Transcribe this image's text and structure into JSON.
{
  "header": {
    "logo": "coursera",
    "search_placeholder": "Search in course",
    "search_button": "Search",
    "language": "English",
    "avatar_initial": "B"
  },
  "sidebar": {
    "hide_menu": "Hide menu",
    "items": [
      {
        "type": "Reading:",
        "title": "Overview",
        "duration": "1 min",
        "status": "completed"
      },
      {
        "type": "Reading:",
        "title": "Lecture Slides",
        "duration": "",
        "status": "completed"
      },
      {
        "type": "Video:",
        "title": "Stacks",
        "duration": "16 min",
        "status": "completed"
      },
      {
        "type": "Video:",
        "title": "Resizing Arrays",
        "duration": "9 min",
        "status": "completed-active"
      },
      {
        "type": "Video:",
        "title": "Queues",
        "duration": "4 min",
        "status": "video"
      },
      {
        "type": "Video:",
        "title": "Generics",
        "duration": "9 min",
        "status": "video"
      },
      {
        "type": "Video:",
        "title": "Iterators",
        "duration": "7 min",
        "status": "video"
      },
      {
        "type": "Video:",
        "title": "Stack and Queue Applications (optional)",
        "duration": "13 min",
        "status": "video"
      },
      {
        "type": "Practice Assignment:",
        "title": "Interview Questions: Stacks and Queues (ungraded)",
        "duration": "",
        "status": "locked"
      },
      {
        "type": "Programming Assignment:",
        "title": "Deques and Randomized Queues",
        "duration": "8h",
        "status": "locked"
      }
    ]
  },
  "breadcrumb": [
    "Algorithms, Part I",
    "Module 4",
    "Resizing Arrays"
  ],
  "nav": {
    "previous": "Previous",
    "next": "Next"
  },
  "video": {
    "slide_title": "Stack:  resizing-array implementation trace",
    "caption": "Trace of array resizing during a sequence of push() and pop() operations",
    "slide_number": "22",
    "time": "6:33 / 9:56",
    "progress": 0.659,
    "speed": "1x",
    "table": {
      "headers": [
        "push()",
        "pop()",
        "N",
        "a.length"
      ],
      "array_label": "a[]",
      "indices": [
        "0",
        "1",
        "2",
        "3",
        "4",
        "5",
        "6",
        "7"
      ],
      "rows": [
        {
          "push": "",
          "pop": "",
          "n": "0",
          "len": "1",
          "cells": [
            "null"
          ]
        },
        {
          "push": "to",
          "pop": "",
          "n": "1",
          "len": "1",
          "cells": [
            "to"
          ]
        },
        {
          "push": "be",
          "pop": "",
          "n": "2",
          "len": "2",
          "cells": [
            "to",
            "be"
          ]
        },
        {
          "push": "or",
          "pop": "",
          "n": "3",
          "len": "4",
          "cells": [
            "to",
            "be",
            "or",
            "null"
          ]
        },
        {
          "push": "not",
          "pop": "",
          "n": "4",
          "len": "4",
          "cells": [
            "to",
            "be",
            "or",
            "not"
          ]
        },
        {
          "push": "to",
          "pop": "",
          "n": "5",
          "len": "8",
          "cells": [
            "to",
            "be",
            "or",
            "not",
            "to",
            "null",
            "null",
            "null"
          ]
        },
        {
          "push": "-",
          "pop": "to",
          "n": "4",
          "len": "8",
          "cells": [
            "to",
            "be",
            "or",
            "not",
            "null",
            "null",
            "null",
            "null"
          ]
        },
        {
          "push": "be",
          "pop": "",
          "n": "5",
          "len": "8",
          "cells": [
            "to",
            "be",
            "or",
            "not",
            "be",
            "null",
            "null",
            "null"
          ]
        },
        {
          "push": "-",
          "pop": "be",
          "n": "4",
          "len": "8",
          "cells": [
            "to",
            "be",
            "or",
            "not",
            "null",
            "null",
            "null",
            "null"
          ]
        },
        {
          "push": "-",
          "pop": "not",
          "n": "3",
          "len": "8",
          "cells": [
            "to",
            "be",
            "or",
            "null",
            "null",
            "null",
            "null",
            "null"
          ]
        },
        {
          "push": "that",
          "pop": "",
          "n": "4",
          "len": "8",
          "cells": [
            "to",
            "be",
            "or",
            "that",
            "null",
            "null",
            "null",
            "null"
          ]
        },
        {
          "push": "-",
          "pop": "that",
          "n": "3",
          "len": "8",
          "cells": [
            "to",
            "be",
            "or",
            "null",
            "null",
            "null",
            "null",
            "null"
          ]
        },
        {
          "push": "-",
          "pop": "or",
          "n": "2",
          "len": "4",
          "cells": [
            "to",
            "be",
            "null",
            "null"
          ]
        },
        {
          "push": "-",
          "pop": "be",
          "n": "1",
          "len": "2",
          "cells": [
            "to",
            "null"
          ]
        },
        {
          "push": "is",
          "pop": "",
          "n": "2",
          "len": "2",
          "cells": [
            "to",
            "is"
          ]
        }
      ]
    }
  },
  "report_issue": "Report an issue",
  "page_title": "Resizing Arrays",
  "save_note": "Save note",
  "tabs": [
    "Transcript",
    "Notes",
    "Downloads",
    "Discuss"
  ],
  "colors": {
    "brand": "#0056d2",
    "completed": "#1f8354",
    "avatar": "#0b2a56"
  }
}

*Work to be completed*.
Give back the whole listing, word for word.

*Written response*.
Transcribe this image's text and structure into JSON.
{
  "header": {
    "logo": "coursera",
    "search_placeholder": "Search in course",
    "search_button": "Search",
    "language": "English",
    "avatar_initial": "B"
  },
  "sidebar": {
    "hide_menu": "Hide menu",
    "items": [
      {
        "type": "Reading:",
        "title": "Overview",
        "duration": "1 min",
        "status": "completed"
      },
      {
        "type": "Reading:",
        "title": "Lecture Slides",
        "duration": "",
        "status": "completed"
      },
      {
        "type": "Video:",
        "title": "Stacks",
        "duration": "16 min",
        "status": "completed"
      },
      {
        "type": "Video:",
        "title": "Resizing Arrays",
        "duration": "9 min",
        "status": "completed-active"
      },
      {
        "type": "Video:",
        "title": "Queues",
        "duration": "4 min",
        "status": "video"
      },
      {
        "type": "Video:",
        "title": "Generics",
        "duration": "9 min",
        "status": "video"
      },
      {
        "type": "Video:",
        "title": "Iterators",
        "duration": "7 min",
        "status": "video"
      },
      {
        "type": "Video:",
        "title": "Stack and Queue Applications (optional)",
        "duration": "13 min",
        "status": "video"
      },
      {
        "type": "Practice Assignment:",
        "title": "Interview Questions: Stacks and Queues (ungraded)",
        "duration": "",
        "status": "locked"
      },
      {
        "type": "Programming Assignment:",
        "title": "Deques and Randomized Queues",
        "duration": "8h",
        "status": "locked"
      }
    ]
  },
  "breadcrumb": [
    "Algorithms, Part I",
    "Module 4",
    "Resizing Arrays"
  ],
  "nav": {
    "previous": "Previous",
    "next": "Next"
  },
  "video": {
    "slide_title": "Stack:  resizing-array implementation trace",
    "caption": "Trace of array resizing during a sequence of push() and pop() operations",
    "slide_number": "22",
    "time": "6:33 / 9:56",
    "progress": 0.659,
    "speed": "1x",
    "table": {
      "headers": [
        "push()",
        "pop()",
        "N",
        "a.length"
      ],
      "array_label": "a[]",
      "indices": [
        "0",
        "1",
        "2",
        "3",
        "4",
        "5",
        "6",
        "7"
      ],
      "rows": [
        {
          "push": "",
          "pop": "",
          "n": "0",
          "len": "1",
          "cells": [
            "null"
          ]
        },
        {
          "push": "to",
          "pop": "",
          "n": "1",
          "len": "1",
          "cells": [
            "to"
          ]
        },
        {
          "push": "be",
          "pop": "",
          "n": "2",
          "len": "2",
          "cells": [
            "to",
            "be"
          ]
        },
        {
          "push": "or",
          "pop": "",
          "n": "3",
          "len": "4",
          "cells": [
            "to",
            "be",
            "or",
            "null"
          ]
        },
        {
          "push": "not",
          "pop": "",
          "n": "4",
          "len": "4",
          "cells": [
            "to",
            "be",
            "or",
            "not"
          ]
        },
        {
          "push": "to",
          "pop": "",
          "n": "5",
          "len": "8",
          "cells": [
            "to",
            "be",
            "or",
            "not",
            "to",
            "null",
            "null",
            "null"
          ]
        },
        {
          "push": "-",
          "pop": "to",
          "n": "4",
          "len": "8",
          "cells": [
            "to",
            "be",
            "or",
            "not",
            "null",
            "null",
            "null",
            "null"
          ]
        },
        {
          "push": "be",
          "pop": "",
          "n": "5",
          "len": "8",
          "cells": [
            "to",
            "be",
            "or",
            "not",
            "be",
            "null",
            "null",
            "null"
          ]
        },
        {
          "push": "-",
          "pop": "be",
          "n": "4",
          "len": "8",
          "cells": [
            "to",
            "be",
            "or",
            "not",
            "null",
            "null",
            "null",
            "null"
          ]
        },
        {
          "push": "-",
          "pop": "not",
          "n": "3",
          "len": "8",
          "cells": [
            "to",
            "be",
            "or",
            "null",
            "null",
            "null",
            "null",
            "null"
          ]
        },
        {
          "push": "that",
          "pop": "",
          "n": "4",
          "len": "8",
          "cells": [
            "to",
            "be",
            "or",
            "that",
            "null",
            "null",
            "null",
            "null"
          ]
        },
        {
          "push": "-",
          "pop": "that",
          "n": "3",
          "len": "8",
          "cells": [
            "to",
            "be",
            "or",
            "null",
            "null",
            "null",
            "null",
            "null"
          ]
        },
        {
          "push": "-",
          "pop": "or",
          "n": "2",
          "len": "4",
          "cells": [
            "to",
            "be",
            "null",
            "null"
          ]
        },
        {
          "push": "-",
          "pop": "be",
          "n": "1",
          "len": "2",
          "cells": [
            "to",
            "null"
          ]
        },
        {
          "push": "is",
          "pop": "",
          "n": "2",
          "len": "2",
          "cells": [
            "to",
            "is"
          ]
        }
      ]
    }
  },
  "report_issue": "Report an issue",
  "page_title": "Resizing Arrays",
  "save_note": "Save note",
  "tabs": [
    "Transcript",
    "Notes",
    "Downloads",
    "Discuss"
  ],
  "colors": {
    "brand": "#0056d2",
    "completed": "#1f8354",
    "avatar": "#0b2a56"
  }
}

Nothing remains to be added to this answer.